**YOUR TASK:**
Please find all lines in the data that hold the string "name" and copy them.

··· EXTRACTED INFORMATION ···

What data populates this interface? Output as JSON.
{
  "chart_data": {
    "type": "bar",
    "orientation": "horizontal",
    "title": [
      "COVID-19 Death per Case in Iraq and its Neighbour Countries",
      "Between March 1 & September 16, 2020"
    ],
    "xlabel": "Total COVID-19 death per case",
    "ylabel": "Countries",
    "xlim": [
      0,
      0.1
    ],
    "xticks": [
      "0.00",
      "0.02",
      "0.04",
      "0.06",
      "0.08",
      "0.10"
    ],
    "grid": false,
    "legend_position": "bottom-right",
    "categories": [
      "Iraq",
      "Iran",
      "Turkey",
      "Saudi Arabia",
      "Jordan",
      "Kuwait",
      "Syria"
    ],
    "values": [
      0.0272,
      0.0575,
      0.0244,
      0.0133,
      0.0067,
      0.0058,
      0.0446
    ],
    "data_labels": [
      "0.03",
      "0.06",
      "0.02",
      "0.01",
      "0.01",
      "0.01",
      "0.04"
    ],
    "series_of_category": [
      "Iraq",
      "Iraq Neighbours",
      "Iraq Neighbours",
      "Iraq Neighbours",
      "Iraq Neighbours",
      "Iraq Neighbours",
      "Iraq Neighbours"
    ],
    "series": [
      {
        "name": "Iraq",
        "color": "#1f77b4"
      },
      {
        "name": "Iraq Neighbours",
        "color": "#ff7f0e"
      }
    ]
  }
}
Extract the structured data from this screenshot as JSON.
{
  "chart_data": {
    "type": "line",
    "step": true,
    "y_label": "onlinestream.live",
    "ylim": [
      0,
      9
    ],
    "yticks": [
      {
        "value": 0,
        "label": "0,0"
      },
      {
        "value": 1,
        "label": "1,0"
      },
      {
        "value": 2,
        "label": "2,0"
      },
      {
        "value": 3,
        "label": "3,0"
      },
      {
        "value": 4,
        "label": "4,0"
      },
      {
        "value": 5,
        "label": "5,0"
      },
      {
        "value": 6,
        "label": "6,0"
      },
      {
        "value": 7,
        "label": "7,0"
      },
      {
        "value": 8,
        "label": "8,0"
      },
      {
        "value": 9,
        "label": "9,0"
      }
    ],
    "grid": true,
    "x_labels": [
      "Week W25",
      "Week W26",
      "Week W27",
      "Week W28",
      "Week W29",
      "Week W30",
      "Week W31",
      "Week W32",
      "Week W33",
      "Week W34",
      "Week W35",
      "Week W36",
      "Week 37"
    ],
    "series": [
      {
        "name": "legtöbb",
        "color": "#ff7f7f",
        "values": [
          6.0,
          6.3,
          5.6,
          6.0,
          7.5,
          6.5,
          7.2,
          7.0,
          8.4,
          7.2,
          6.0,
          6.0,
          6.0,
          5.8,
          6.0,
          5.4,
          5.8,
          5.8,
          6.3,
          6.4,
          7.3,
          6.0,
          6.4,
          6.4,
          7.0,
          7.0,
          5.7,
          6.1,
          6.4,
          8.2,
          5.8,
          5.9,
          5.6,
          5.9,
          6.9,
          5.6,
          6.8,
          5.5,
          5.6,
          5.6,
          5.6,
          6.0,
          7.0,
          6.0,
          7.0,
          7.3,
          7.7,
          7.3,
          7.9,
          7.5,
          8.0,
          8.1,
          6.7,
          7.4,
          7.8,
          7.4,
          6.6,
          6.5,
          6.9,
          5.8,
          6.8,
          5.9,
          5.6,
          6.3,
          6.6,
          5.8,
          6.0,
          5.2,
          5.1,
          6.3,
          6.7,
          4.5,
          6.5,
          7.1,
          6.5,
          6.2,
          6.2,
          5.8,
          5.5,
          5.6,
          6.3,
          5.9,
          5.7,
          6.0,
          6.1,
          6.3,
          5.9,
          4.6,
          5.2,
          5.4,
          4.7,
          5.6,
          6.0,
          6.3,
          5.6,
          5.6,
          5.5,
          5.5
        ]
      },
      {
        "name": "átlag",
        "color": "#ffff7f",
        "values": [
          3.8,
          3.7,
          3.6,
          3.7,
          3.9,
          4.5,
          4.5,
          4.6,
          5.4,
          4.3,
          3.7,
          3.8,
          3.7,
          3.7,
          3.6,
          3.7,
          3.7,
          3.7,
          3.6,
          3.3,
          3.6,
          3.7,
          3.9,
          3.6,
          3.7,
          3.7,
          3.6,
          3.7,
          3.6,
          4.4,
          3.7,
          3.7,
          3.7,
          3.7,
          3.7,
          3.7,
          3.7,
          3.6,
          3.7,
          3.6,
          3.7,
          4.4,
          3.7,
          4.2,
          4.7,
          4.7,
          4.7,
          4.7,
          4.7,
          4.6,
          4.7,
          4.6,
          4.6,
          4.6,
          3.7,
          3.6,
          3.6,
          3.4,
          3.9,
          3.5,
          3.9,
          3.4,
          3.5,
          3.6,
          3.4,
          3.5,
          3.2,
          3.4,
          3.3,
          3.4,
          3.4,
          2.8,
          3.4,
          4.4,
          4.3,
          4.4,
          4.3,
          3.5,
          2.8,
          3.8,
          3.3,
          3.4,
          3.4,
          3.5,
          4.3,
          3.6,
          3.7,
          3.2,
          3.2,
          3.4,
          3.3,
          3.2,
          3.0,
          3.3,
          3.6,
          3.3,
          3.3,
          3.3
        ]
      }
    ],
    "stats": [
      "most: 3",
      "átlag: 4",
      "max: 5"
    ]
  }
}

···

**FINISHED ANSWER:**
        "name": "Iraq",
        "name": "Iraq Neighbours",
        "name": "legtöbb",
        "name": "átlag",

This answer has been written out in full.